▶ **WHAT NEEDS TO BE DONE**: For each line below that includes the word "Levy", make a copy.
※
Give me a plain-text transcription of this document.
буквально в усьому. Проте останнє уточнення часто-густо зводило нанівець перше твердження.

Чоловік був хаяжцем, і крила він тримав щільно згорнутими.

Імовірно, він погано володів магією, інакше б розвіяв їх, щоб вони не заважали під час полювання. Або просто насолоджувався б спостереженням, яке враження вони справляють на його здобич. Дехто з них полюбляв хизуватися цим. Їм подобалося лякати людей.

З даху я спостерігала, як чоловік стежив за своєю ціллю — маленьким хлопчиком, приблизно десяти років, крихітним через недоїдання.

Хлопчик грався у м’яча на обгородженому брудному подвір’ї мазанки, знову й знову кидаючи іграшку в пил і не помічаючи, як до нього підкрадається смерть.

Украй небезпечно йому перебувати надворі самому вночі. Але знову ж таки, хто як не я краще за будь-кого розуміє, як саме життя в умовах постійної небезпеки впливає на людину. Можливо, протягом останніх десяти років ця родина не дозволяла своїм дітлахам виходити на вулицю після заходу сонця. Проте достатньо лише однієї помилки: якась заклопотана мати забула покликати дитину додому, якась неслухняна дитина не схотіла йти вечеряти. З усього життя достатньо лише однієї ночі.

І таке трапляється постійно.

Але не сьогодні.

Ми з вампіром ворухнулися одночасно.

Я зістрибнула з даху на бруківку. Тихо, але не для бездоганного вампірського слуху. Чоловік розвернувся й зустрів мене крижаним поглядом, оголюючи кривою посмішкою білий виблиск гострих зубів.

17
※
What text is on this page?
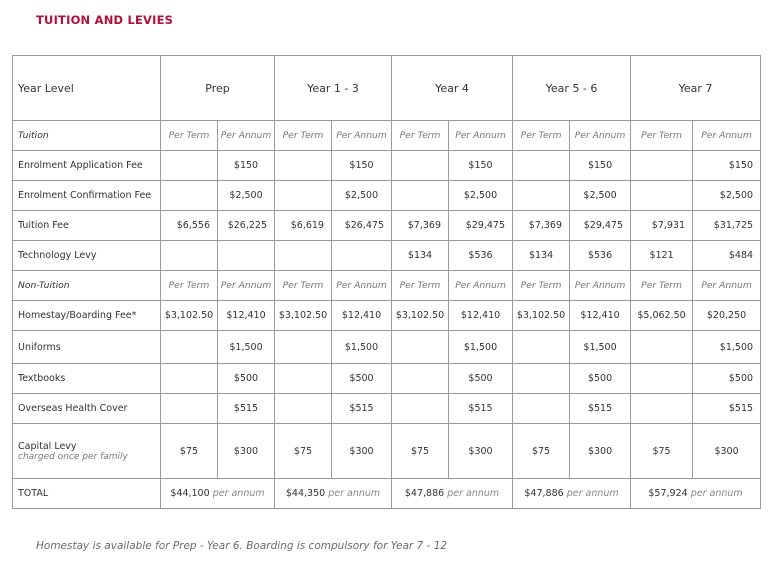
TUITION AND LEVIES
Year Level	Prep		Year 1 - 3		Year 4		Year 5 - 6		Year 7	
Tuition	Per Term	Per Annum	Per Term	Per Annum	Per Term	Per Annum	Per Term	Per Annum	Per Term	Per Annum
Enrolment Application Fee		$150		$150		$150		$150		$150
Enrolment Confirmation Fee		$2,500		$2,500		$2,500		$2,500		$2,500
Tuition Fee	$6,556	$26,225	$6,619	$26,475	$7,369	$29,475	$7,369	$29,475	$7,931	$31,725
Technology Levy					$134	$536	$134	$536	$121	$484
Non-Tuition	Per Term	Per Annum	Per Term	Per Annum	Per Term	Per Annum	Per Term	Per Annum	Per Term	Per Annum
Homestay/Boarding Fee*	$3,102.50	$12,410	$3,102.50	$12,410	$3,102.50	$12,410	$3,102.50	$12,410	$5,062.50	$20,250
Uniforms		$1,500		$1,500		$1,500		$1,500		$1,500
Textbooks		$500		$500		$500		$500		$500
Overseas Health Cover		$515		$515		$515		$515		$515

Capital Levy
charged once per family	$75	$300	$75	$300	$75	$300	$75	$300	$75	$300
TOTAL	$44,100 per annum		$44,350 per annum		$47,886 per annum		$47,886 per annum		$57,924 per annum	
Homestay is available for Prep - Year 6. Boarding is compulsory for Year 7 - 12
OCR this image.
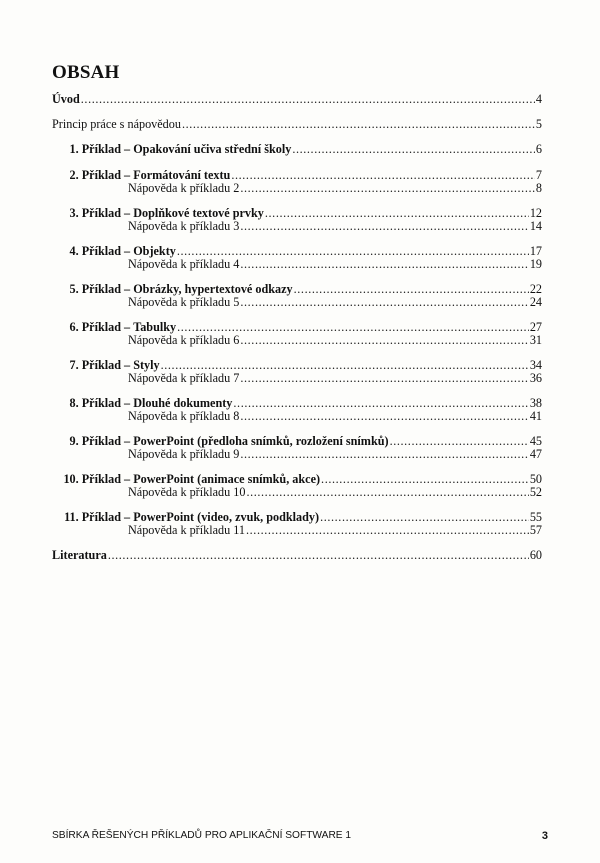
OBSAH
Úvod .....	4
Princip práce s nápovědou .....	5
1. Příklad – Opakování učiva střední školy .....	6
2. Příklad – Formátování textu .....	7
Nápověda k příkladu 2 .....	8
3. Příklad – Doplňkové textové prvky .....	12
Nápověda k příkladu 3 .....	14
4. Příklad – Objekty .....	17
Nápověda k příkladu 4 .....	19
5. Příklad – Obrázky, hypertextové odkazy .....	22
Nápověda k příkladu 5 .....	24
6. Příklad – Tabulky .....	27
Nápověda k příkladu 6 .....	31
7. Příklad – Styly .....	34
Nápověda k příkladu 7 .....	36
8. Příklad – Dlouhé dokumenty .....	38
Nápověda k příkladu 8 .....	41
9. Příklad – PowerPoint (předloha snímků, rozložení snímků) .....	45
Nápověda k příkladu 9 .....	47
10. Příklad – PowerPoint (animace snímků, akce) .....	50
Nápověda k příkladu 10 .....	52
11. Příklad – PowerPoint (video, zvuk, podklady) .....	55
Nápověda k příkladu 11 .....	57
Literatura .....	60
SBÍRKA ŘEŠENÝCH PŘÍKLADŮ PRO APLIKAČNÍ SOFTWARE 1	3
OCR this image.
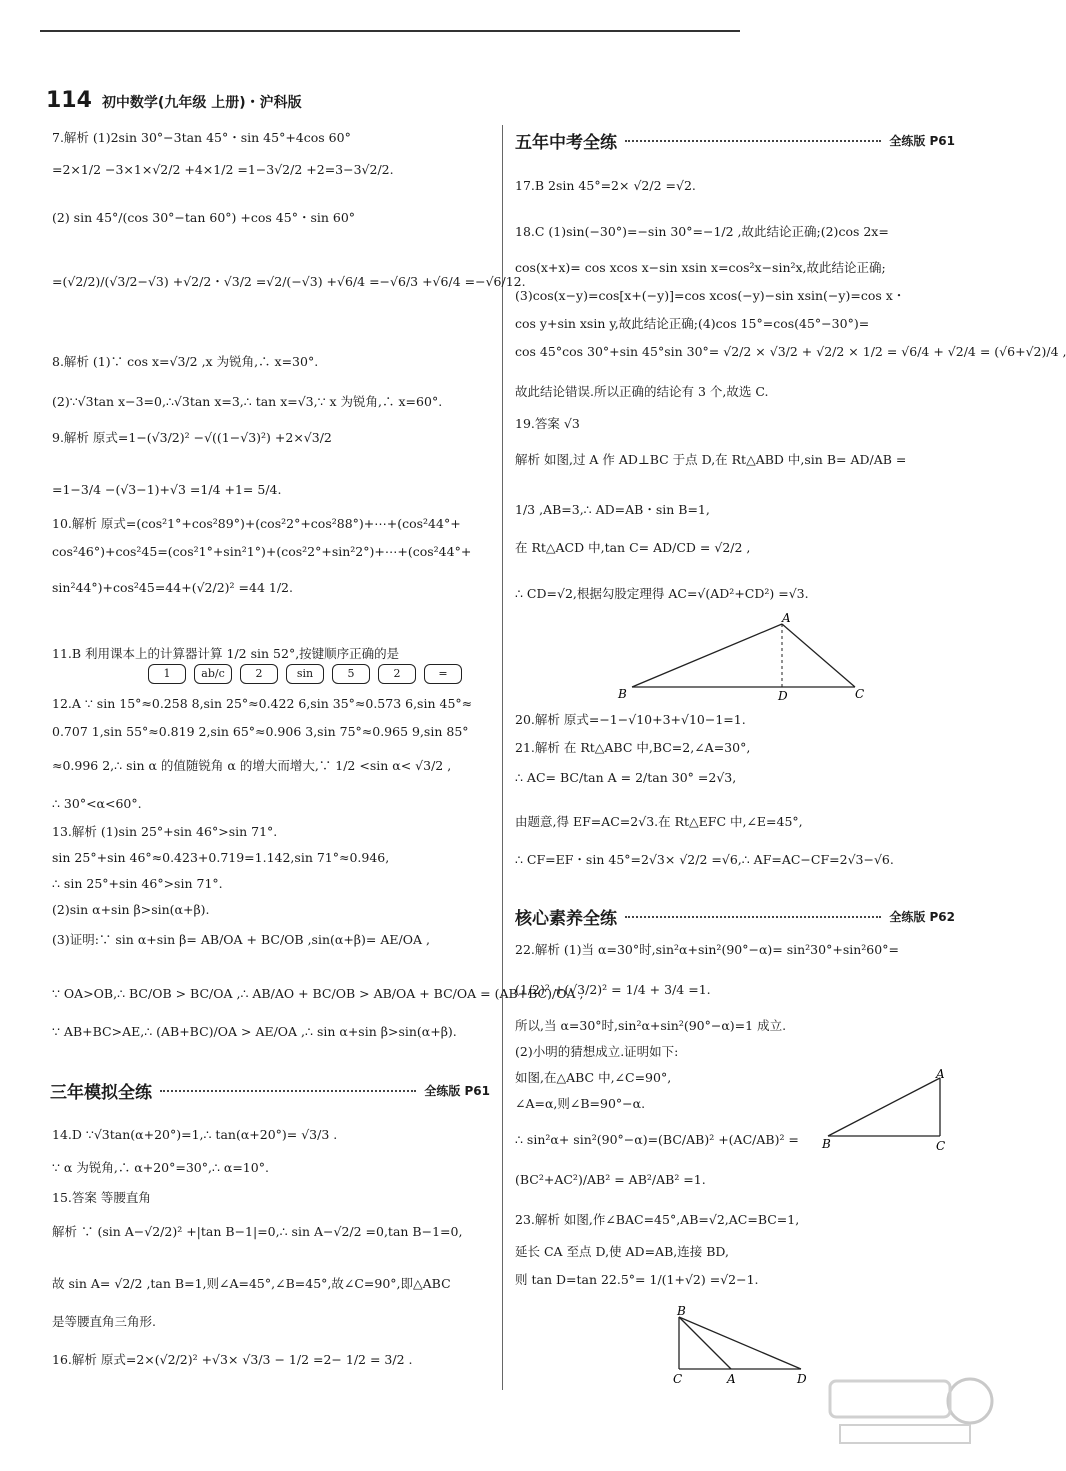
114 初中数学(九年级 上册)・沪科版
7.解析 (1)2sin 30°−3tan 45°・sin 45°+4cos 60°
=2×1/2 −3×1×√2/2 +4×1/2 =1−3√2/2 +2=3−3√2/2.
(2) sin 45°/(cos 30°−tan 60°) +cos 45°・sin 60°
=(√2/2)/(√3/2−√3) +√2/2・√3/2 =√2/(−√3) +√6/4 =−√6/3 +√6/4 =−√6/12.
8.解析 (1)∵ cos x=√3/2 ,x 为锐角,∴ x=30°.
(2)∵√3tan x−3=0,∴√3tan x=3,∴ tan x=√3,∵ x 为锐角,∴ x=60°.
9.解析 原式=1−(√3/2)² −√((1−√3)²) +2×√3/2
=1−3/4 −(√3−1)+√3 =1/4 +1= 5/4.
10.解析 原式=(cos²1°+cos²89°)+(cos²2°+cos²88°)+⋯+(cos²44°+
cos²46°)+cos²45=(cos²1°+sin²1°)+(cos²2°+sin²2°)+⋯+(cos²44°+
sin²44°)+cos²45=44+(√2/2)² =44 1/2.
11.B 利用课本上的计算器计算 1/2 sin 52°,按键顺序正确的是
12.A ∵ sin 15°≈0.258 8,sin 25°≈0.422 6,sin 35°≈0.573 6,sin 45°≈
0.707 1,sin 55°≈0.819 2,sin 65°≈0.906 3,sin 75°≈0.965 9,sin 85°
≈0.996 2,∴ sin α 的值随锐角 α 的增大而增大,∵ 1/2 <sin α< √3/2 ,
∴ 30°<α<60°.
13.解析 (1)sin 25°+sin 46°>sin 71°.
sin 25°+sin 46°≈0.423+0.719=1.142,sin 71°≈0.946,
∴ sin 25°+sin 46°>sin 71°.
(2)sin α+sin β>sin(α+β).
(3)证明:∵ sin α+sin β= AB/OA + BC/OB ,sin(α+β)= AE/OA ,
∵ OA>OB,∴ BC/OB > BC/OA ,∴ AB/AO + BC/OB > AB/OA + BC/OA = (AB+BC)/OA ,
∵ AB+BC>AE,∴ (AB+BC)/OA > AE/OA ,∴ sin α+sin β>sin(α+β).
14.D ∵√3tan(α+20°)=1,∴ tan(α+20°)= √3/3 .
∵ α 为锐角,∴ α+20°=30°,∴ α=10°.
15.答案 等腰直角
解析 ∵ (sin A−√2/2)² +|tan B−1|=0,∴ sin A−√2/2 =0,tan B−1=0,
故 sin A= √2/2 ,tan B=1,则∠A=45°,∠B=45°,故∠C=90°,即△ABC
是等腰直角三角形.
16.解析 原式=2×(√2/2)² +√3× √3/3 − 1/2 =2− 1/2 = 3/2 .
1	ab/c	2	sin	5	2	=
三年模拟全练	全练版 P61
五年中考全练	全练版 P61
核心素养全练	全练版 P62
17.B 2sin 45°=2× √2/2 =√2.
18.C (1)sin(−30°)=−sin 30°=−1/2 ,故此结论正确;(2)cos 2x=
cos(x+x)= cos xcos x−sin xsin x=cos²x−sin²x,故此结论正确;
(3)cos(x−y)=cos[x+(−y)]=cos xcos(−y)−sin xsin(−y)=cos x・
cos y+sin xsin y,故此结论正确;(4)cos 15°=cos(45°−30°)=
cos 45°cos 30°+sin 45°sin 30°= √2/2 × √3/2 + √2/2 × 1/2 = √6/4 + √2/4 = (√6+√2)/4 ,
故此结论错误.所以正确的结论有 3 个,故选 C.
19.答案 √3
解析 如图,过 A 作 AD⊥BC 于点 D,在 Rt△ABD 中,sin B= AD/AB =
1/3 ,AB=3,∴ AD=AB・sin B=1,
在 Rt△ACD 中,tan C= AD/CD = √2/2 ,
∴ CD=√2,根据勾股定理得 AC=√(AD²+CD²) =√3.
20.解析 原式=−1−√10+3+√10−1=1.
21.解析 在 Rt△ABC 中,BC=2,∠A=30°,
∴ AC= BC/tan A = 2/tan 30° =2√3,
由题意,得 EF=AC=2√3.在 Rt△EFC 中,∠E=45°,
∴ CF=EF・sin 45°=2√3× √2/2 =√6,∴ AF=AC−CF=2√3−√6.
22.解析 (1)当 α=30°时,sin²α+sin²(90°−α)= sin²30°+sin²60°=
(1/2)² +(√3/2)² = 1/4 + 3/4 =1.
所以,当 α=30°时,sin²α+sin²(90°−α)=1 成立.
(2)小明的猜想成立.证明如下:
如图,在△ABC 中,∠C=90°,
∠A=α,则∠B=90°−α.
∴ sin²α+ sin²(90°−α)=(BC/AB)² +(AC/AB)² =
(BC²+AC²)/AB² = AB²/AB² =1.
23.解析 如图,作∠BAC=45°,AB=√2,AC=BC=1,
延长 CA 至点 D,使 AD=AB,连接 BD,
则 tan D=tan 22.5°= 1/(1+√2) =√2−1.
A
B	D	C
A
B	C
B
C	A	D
※
▶ **RESULT**:
Technology Levy					$134	$536	$134	$536	$121	$484
Capital Levy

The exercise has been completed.